** begin **

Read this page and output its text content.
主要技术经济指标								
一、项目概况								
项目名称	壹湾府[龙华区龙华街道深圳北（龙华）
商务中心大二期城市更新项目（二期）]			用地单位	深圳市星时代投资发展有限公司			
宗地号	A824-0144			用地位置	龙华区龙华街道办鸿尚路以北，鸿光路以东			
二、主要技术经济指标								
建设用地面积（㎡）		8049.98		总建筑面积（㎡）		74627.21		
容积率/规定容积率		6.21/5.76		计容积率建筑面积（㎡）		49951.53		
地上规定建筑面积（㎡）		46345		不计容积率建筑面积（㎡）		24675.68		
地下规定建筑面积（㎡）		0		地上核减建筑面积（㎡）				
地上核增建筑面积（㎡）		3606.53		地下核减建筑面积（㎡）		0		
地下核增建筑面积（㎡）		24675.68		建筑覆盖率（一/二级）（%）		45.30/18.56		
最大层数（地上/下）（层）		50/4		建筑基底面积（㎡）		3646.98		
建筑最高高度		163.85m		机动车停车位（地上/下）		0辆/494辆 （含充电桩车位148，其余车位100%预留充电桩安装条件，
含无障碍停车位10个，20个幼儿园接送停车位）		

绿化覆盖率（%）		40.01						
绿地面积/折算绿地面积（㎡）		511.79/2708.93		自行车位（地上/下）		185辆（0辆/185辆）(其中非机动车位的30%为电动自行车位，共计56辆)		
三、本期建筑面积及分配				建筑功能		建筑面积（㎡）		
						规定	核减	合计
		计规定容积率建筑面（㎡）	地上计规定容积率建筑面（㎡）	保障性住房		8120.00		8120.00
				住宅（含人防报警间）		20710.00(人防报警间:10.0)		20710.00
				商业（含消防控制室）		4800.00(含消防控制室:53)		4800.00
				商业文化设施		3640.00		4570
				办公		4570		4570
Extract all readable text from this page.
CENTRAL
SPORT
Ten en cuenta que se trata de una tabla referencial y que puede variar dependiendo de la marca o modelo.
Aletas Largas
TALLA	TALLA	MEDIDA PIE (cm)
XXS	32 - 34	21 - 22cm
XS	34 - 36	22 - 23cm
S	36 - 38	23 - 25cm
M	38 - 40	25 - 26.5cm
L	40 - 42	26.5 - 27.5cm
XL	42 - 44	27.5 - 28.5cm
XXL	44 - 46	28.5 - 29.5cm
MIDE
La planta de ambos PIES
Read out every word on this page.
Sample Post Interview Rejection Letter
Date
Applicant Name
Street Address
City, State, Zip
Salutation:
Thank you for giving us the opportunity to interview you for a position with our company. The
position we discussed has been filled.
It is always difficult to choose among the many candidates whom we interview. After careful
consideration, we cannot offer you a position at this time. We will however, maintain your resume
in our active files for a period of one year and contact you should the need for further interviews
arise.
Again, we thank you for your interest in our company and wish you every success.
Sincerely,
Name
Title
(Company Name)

** end **

• _EXERCISE AIM_
Ascertain the number of lines in the entries that include the word "text", and report only that number.

• _RESPONSE_
2